[Task directions]: Tally the lines below that contain the word "fehlt", and give only that number.

[Record set]:
++++++++++++++++++++

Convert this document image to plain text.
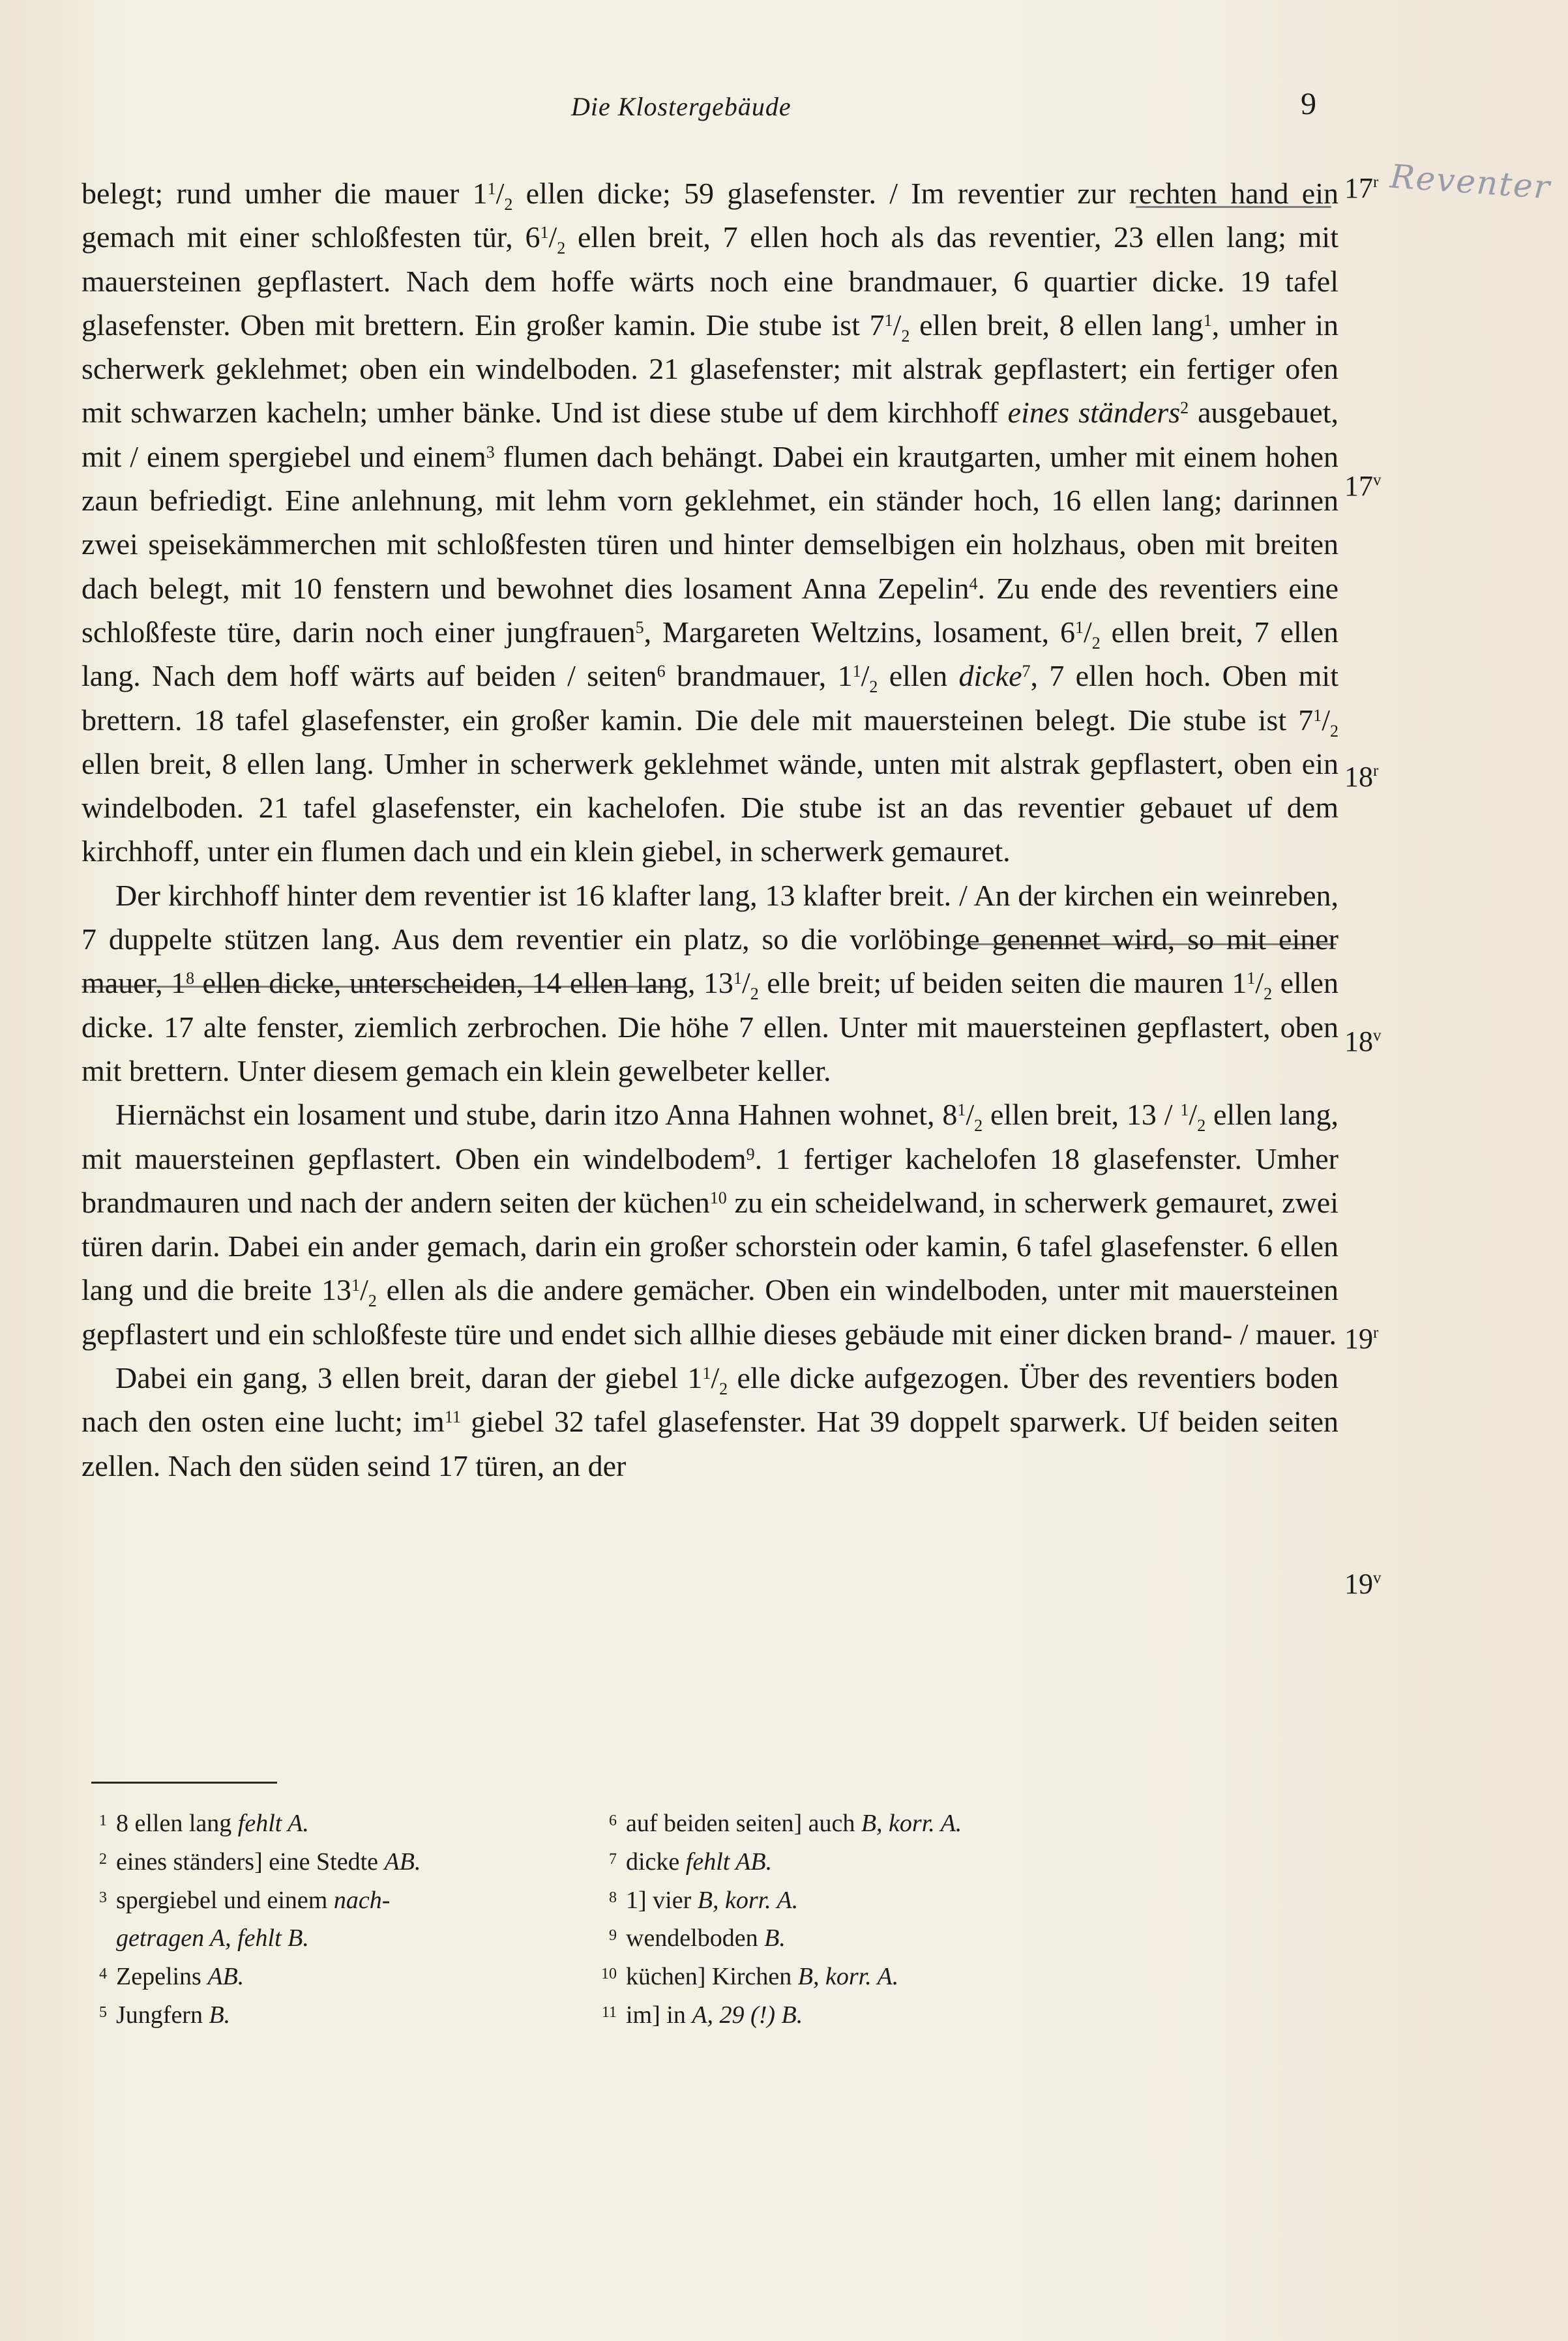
Die Klostergebäude	9
Reventer
17$^r$
17$^v$
18$^r$
18$^v$
19$^r$
19$^v$

belegt; rund umher die mauer $1^1/_2$ ellen dicke; 59 glasefenster. / Im reventier zur rechten hand ein gemach mit einer schloßfesten tür, $6^1/_2$ ellen breit, 7 ellen hoch als das reventier, 23 ellen lang; mit mauersteinen gepflastert. Nach dem hoffe wärts noch eine brandmauer, 6 quartier dicke. 19 tafel glasefenster. Oben mit brettern. Ein großer kamin. Die stube ist $7^1/_2$ ellen breit, 8 ellen lang$^1$, umher in scherwerk geklehmet; oben ein windelboden. 21 glasefenster; mit alstrak gepflastert; ein fertiger ofen mit schwarzen kacheln; umher bänke. Und ist diese stube uf dem kirchhoff eines ständers$^2$ ausgebauet, mit / einem spergiebel und einem$^3$ flumen dach behängt. Dabei ein krautgarten, umher mit einem hohen zaun befriedigt. Eine anlehnung, mit lehm vorn geklehmet, ein ständer hoch, 16 ellen lang; darinnen zwei speisekämmerchen mit schloßfesten türen und hinter demselbigen ein holzhaus, oben mit breiten dach belegt, mit 10 fenstern und bewohnet dies losament Anna Zepelin$^4$. Zu ende des reventiers eine schloßfeste türe, darin noch einer jungfrauen$^5$, Margareten Weltzins, losament, $6^1/_2$ ellen breit, 7 ellen lang. Nach dem hoff wärts auf beiden / seiten$^6$ brandmauer, $1^1/_2$ ellen dicke$^7$, 7 ellen hoch. Oben mit brettern. 18 tafel glasefenster, ein großer kamin. Die dele mit mauersteinen belegt. Die stube ist $7^1/_2$ ellen breit, 8 ellen lang. Umher in scherwerk geklehmet wände, unten mit alstrak gepflastert, oben ein windelboden. 21 tafel glasefenster, ein kachelofen. Die stube ist an das reventier gebauet uf dem kirchhoff, unter ein flumen dach und ein klein giebel, in scherwerk gemauret.

Der kirchhoff hinter dem reventier ist 16 klafter lang, 13 klafter breit. / An der kirchen ein weinreben, 7 duppelte stützen lang. Aus dem reventier ein platz, so die vorlöbinge genennet wird, so mit einer mauer, $1^8$ ellen dicke, unterscheiden, 14 ellen lang, $13^1/_2$ elle breit; uf beiden seiten die mauren $1^1/_2$ ellen dicke. 17 alte fenster, ziemlich zerbrochen. Die höhe 7 ellen. Unter mit mauersteinen gepflastert, oben mit brettern. Unter diesem gemach ein klein gewelbeter keller.

Hiernächst ein losament und stube, darin itzo Anna Hahnen wohnet, $8^1/_2$ ellen breit, $13 / ^1/_2$ ellen lang, mit mauersteinen gepflastert. Oben ein windelbodem$^9$. 1 fertiger kachelofen 18 glasefenster. Umher brandmauren und nach der andern seiten der küchen$^{10}$ zu ein scheidelwand, in scherwerk gemauret, zwei türen darin. Dabei ein ander gemach, darin ein großer schorstein oder kamin, 6 tafel glasefenster. 6 ellen lang und die breite $13^1/_2$ ellen als die andere gemächer. Oben ein windelboden, unter mit mauersteinen gepflastert und ein schloßfeste türe und endet sich allhie dieses gebäude mit einer dicken brand- / mauer.

Dabei ein gang, 3 ellen breit, daran der giebel $1^1/_2$ elle dicke aufgezogen. Über des reventiers boden nach den osten eine lucht; $im^{11}$ giebel 32 tafel glasefenster. Hat 39 doppelt sparwerk. Uf beiden seiten zellen. Nach den süden seind 17 türen, an der

1 8 ellen lang fehlt A.
2 eines ständers] eine Stedte AB.
3 spergiebel und einem nach-
getragen A, fehlt B.
4 Zepelins AB.
5 Jungfern B.
6 auf beiden seiten] auch B, korr. A.
7 dicke fehlt AB.
8 1] vier B, korr. A.
9 wendelboden B.
10 küchen] Kirchen B, korr. A.
11 im] in A, 29 (!) B.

++++++++++++++++++++

[Exercise solution]: 3